Data records
■ ■ ■ ■
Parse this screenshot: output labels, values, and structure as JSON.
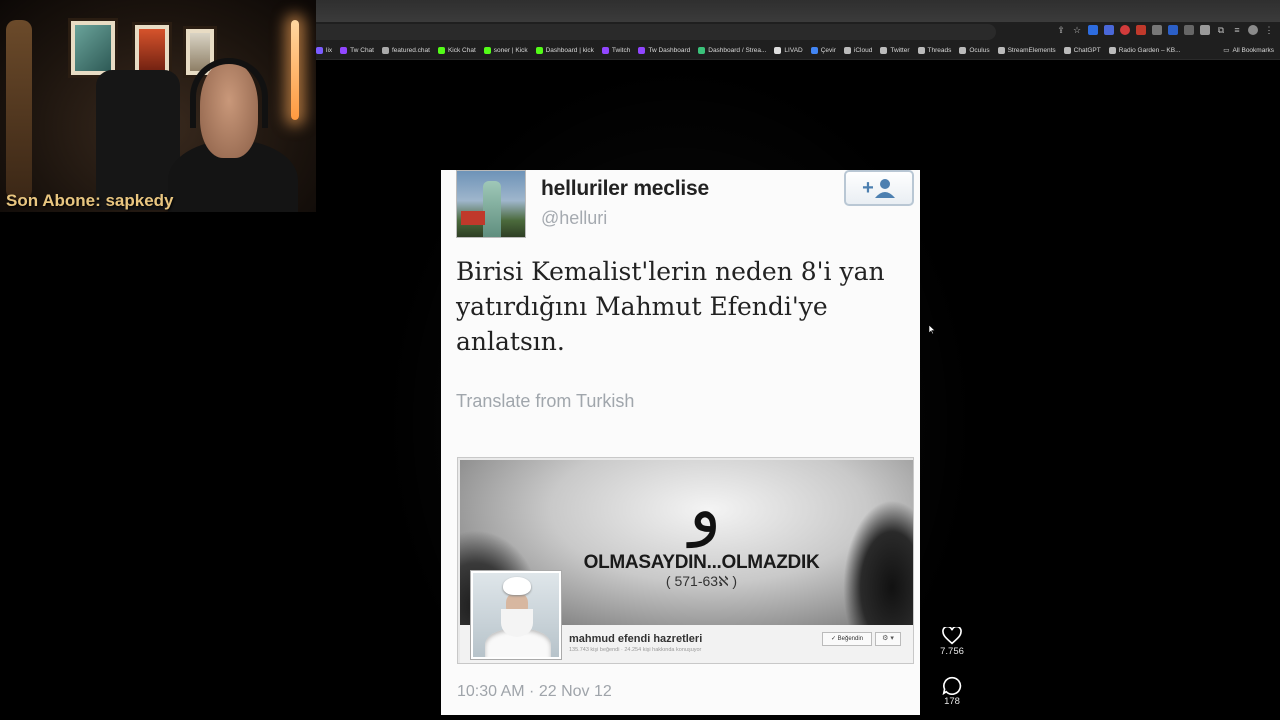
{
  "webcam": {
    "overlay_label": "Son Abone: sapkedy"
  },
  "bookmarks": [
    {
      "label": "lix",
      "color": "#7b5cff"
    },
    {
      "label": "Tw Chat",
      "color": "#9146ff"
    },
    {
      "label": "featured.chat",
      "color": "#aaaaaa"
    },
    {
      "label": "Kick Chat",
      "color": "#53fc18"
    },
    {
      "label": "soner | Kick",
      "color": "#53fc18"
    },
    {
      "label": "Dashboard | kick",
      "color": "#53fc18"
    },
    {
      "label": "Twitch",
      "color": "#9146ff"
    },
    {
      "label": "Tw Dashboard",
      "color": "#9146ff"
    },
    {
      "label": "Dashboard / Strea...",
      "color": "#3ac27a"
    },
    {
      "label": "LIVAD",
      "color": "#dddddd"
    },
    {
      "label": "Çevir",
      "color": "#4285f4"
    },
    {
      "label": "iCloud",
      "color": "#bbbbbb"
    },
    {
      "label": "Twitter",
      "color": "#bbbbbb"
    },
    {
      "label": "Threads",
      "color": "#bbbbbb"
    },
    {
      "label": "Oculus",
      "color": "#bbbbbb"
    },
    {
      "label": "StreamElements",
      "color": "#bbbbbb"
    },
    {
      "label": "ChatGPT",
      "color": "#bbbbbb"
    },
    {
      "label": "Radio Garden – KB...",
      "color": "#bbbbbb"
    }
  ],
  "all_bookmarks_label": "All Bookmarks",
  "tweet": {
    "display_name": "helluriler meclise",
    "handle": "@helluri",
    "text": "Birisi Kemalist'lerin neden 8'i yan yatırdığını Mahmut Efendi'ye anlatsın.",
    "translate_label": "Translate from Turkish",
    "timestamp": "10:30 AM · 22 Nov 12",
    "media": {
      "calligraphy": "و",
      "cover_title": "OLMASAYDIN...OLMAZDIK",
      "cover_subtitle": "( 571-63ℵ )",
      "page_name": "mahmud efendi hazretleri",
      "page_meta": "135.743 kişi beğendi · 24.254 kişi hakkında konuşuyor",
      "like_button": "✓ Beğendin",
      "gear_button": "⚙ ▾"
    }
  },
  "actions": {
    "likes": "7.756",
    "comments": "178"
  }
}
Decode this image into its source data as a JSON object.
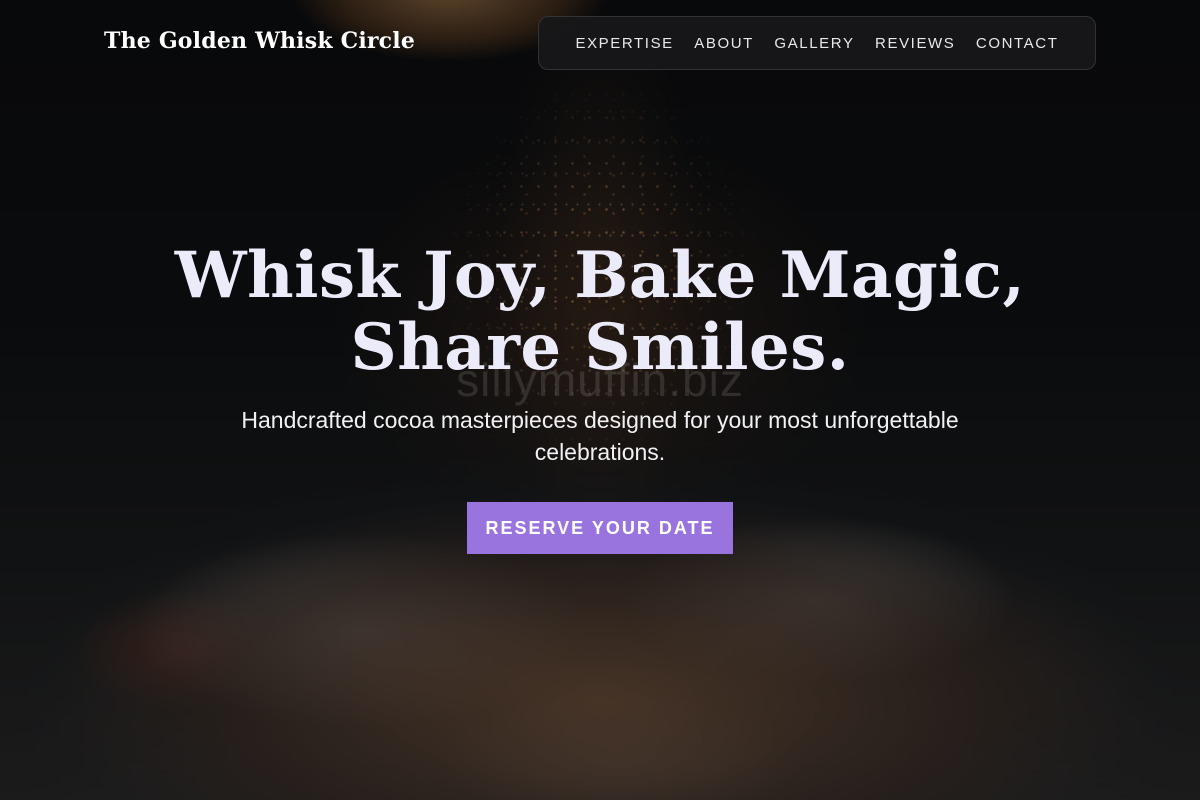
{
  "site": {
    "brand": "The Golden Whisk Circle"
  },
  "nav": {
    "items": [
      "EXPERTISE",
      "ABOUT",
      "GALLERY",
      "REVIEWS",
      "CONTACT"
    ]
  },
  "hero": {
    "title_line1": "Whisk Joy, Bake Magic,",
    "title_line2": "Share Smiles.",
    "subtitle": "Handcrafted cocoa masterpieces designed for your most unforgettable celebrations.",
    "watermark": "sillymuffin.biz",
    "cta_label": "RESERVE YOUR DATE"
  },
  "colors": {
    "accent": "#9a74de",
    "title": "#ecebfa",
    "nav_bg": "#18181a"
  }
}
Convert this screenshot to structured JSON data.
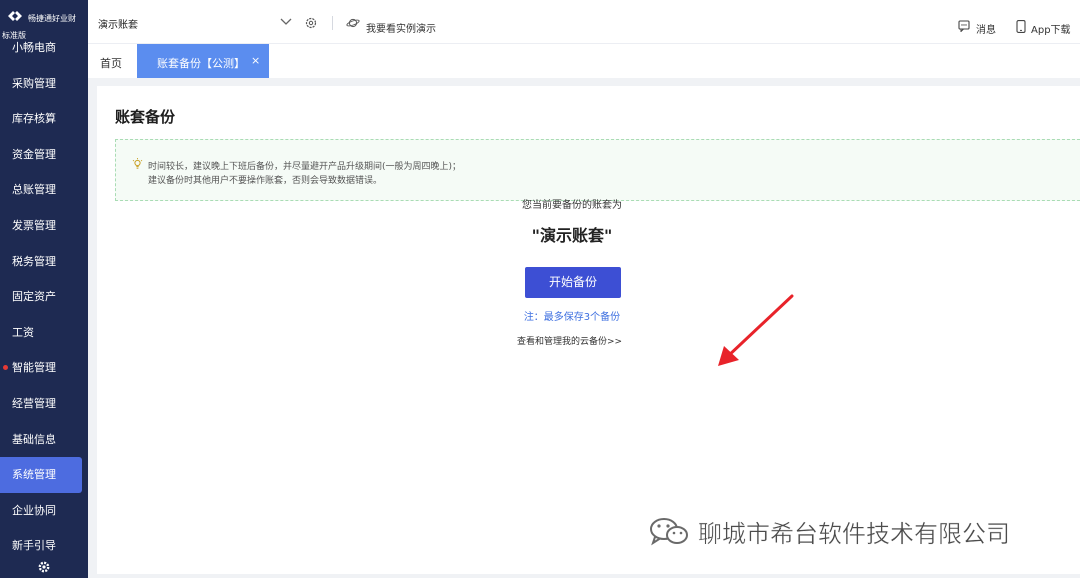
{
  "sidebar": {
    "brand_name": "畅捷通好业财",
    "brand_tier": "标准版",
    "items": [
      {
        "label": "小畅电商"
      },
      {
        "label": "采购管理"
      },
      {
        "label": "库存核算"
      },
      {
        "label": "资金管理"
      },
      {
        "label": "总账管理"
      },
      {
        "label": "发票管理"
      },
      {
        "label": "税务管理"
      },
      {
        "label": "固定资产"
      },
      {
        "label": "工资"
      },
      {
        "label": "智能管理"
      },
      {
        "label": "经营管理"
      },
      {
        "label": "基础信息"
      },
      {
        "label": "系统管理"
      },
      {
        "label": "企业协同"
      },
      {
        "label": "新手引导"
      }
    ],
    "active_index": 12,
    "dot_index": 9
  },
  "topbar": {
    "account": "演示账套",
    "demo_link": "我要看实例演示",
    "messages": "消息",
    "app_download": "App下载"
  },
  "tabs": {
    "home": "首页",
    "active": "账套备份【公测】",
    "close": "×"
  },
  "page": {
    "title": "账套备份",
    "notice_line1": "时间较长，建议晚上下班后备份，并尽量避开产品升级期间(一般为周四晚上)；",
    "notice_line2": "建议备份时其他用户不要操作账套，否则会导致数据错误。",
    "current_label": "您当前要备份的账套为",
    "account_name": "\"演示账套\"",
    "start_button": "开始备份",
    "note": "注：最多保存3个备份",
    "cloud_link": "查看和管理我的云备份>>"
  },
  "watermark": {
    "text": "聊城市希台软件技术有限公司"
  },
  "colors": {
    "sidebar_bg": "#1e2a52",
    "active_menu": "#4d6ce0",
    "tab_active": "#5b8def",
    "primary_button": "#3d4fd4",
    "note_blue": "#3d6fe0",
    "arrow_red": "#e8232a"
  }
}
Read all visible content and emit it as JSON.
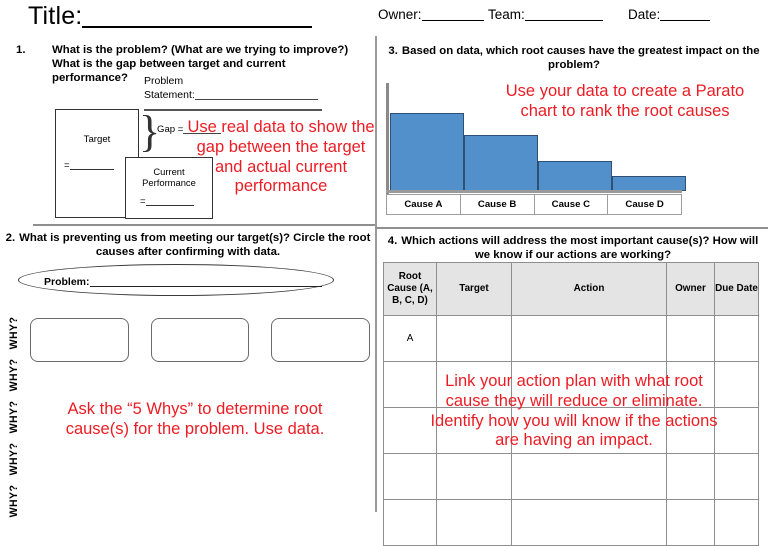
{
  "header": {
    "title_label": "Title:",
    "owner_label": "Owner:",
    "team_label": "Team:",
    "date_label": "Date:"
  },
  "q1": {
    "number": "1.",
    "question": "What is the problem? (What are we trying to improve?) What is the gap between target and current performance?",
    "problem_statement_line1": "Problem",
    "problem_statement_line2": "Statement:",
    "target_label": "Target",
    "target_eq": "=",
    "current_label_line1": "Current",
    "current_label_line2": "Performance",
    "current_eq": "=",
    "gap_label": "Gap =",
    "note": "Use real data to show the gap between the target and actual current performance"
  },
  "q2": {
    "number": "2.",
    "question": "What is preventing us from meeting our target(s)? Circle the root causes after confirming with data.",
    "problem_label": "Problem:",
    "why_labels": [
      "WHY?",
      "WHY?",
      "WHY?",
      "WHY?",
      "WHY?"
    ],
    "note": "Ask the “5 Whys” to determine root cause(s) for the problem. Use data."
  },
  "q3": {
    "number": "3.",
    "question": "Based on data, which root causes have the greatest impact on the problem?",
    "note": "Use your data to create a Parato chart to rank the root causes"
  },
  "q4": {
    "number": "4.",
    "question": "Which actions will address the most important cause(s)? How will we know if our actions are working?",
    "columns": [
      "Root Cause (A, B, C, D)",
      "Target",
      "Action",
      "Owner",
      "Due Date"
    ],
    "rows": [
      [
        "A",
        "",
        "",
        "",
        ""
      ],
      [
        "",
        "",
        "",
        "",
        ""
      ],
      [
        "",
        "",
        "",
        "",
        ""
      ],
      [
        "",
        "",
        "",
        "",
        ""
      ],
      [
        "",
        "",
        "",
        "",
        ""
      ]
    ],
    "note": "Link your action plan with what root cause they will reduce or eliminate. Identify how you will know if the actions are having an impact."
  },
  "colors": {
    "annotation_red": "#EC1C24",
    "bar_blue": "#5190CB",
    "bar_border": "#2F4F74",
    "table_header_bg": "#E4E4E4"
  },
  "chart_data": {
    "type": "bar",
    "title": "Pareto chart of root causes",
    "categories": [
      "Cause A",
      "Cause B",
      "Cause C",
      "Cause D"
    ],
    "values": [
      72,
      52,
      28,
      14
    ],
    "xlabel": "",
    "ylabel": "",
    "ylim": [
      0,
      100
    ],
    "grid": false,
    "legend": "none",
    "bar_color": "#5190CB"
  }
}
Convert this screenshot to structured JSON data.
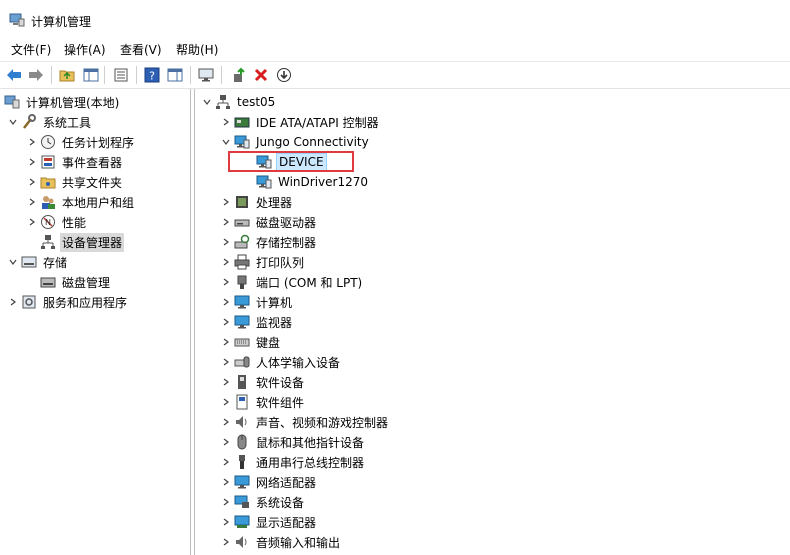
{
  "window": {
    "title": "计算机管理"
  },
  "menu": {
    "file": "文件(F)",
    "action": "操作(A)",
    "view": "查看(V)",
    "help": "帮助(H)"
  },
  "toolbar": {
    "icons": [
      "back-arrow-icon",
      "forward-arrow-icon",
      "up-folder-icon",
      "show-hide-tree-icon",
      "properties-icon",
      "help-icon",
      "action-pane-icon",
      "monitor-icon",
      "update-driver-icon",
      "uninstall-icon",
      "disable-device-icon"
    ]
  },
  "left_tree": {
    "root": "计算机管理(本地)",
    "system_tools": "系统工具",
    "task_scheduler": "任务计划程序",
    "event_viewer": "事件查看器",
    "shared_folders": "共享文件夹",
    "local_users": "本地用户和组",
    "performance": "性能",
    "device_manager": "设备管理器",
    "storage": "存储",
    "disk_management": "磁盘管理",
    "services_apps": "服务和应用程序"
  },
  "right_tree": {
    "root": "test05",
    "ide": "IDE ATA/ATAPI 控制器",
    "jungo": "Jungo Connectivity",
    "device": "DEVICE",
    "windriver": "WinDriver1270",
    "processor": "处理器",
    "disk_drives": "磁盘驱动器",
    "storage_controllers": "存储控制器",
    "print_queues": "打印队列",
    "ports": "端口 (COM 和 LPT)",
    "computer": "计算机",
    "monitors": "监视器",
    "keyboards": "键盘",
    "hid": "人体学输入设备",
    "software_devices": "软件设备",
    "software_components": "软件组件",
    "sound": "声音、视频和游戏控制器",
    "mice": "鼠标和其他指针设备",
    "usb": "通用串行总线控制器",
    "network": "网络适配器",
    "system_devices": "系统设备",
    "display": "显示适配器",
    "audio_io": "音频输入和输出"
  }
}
■ ■ ■ ■
§ Goal: On how many lines does the word "Circle" appear? Answer with only the number.

§ Result of this task: 2